*Data supplied*.
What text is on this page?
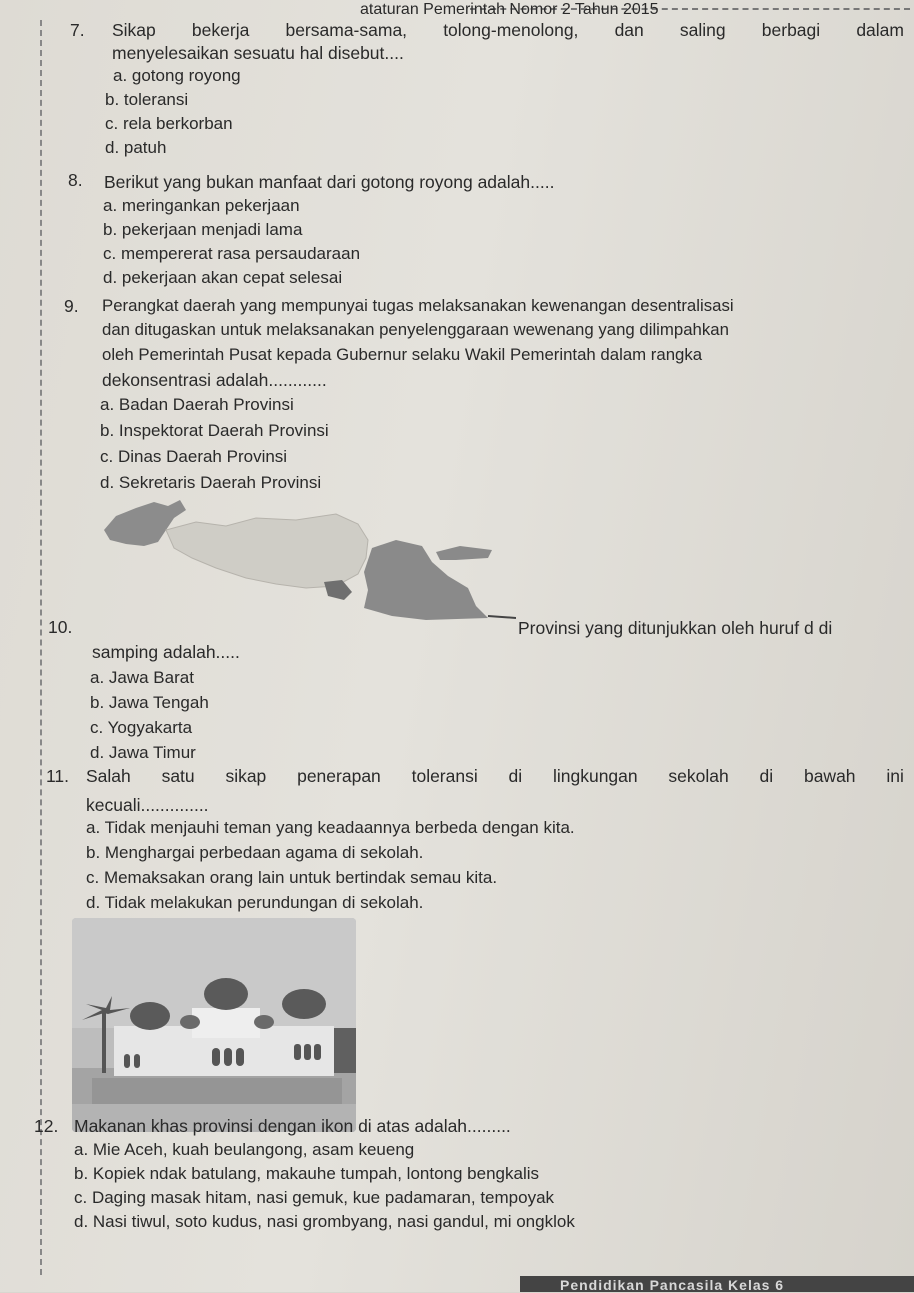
ataturan Pemerintah Nomor 2 Tahun 2015
7. Sikap bekerja bersama-sama, tolong-menolong, dan saling berbagi dalam
menyelesaikan sesuatu hal disebut....
a. gotong royong
b. toleransi
c. rela berkorban
d. patuh
8. Berikut yang bukan manfaat dari gotong royong adalah.....
a. meringankan pekerjaan
b. pekerjaan menjadi lama
c. mempererat rasa persaudaraan
d. pekerjaan akan cepat selesai
9. Perangkat daerah yang mempunyai tugas melaksanakan kewenangan desentralisasi
dan ditugaskan untuk melaksanakan penyelenggaraan wewenang yang dilimpahkan
oleh Pemerintah Pusat kepada Gubernur selaku Wakil Pemerintah dalam rangka
dekonsentrasi adalah............
a. Badan Daerah Provinsi
b. Inspektorat Daerah Provinsi
c. Dinas Daerah Provinsi
d. Sekretaris Daerah Provinsi
10.	Provinsi yang ditunjukkan oleh huruf d di
samping adalah.....
a. Jawa Barat
b. Jawa Tengah
c. Yogyakarta
d. Jawa Timur
11. Salah satu sikap penerapan toleransi di lingkungan sekolah di bawah ini
kecuali..............
a. Tidak menjauhi teman yang keadaannya berbeda dengan kita.
b. Menghargai perbedaan agama di sekolah.
c. Memaksakan orang lain untuk bertindak semau kita.
d. Tidak melakukan perundungan di sekolah.
12. Makanan khas provinsi dengan ikon di atas adalah.........
a. Mie Aceh, kuah beulangong, asam keueng
b. Kopiek ndak batulang, makauhe tumpah, lontong bengkalis
c. Daging masak hitam, nasi gemuk, kue padamaran, tempoyak
d. Nasi tiwul, soto kudus, nasi grombyang, nasi gandul, mi ongklok
Pendidikan Pancasila Kelas 6
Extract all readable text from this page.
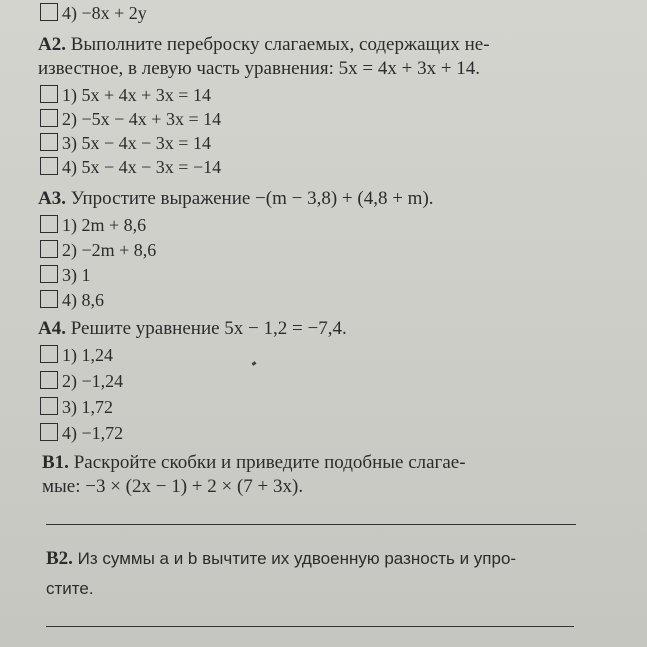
4) −8x + 2y
A2. Выполните переброску слагаемых, содержащих не-
известное, в левую часть уравнения: 5x = 4x + 3x + 14.
1) 5x + 4x + 3x = 14
2) −5x − 4x + 3x = 14
3) 5x − 4x − 3x = 14
4) 5x − 4x − 3x = −14
A3. Упростите выражение −(m − 3,8) + (4,8 + m).
1) 2m + 8,6
2) −2m + 8,6
3) 1
4) 8,6
A4. Решите уравнение 5x − 1,2 = −7,4.
1) 1,24
2) −1,24
3) 1,72
4) −1,72
B1. Раскройте скобки и приведите подобные слагае-
мые: −3 × (2x − 1) + 2 × (7 + 3x).
B2. Из суммы a и b вычтите их удвоенную разность и упро-
стите.
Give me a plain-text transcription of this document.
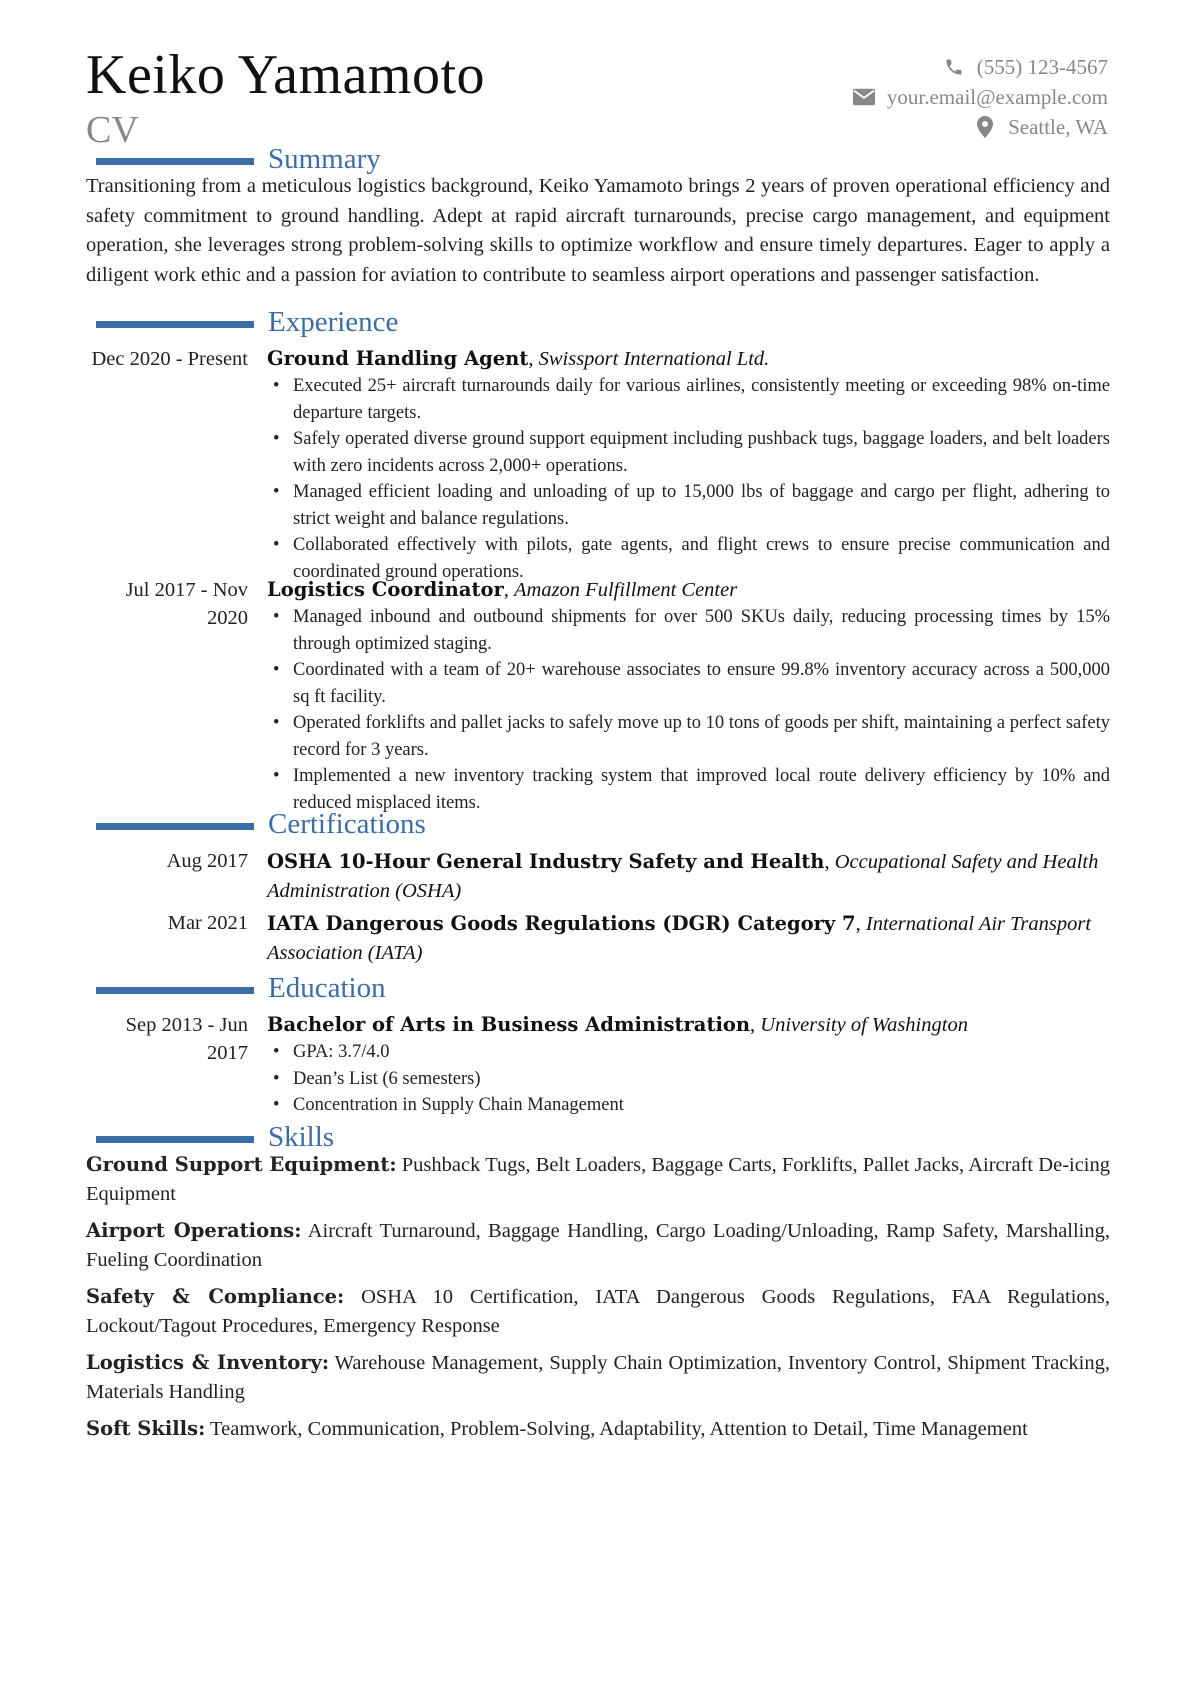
Keiko Yamamoto
CV
(555) 123-4567
your.email@example.com
Seattle, WA
Summary
Transitioning from a meticulous logistics background, Keiko Yamamoto brings 2 years of proven operational efficiency and safety commitment to ground handling. Adept at rapid aircraft turnarounds, precise cargo management, and equipment operation, she leverages strong problem-solving skills to optimize workflow and ensure timely departures. Eager to apply a diligent work ethic and a passion for aviation to contribute to seamless airport operations and passenger satisfaction.
Experience
Dec 2020 - Present Ground Handling Agent, Swissport International Ltd.
• Executed 25+ aircraft turnarounds daily for various airlines, consistently meeting or exceeding 98% on-time departure targets.
• Safely operated diverse ground support equipment including pushback tugs, baggage loaders, and belt loaders with zero incidents across 2,000+ operations.
• Managed efficient loading and unloading of up to 15,000 lbs of baggage and cargo per flight, adhering to strict weight and balance regulations.
• Collaborated effectively with pilots, gate agents, and flight crews to ensure precise communication and coordinated ground operations.
Jul 2017 - Nov 2020
Logistics Coordinator, Amazon Fulfillment Center
• Managed inbound and outbound shipments for over 500 SKUs daily, reducing processing times by 15% through optimized staging.
• Coordinated with a team of 20+ warehouse associates to ensure 99.8% inventory accuracy across a 500,000 sq ft facility.
• Operated forklifts and pallet jacks to safely move up to 10 tons of goods per shift, maintaining a perfect safety record for 3 years.
• Implemented a new inventory tracking system that improved local route delivery efficiency by 10% and reduced misplaced items.
Certifications
Aug 2017 OSHA 10-Hour General Industry Safety and Health, Occupational Safety and Health Administration (OSHA)
Mar 2021 IATA Dangerous Goods Regulations (DGR) Category 7, International Air Transport Association (IATA)
Education
Sep 2013 - Jun 2017
Bachelor of Arts in Business Administration, University of Washington
• GPA: 3.7/4.0
• Dean’s List (6 semesters)
• Concentration in Supply Chain Management
Skills
Ground Support Equipment: Pushback Tugs, Belt Loaders, Baggage Carts, Forklifts, Pallet Jacks, Aircraft De-icing Equipment
Airport Operations: Aircraft Turnaround, Baggage Handling, Cargo Loading/Unloading, Ramp Safety, Marshalling, Fueling Coordination
Safety & Compliance: OSHA 10 Certification, IATA Dangerous Goods Regulations, FAA Regulations, Lockout/Tagout Procedures, Emergency Response
Logistics & Inventory: Warehouse Management, Supply Chain Optimization, Inventory Control, Shipment Tracking, Materials Handling
Soft Skills: Teamwork, Communication, Problem-Solving, Adaptability, Attention to Detail, Time Management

*Written request*.
Find each line in the records holding the string "dalam" and show it.

*The response*.
7. Sikap bekerja bersama-sama, tolong-menolong, dan saling berbagi dalam
oleh Pemerintah Pusat kepada Gubernur selaku Wakil Pemerintah dalam rangka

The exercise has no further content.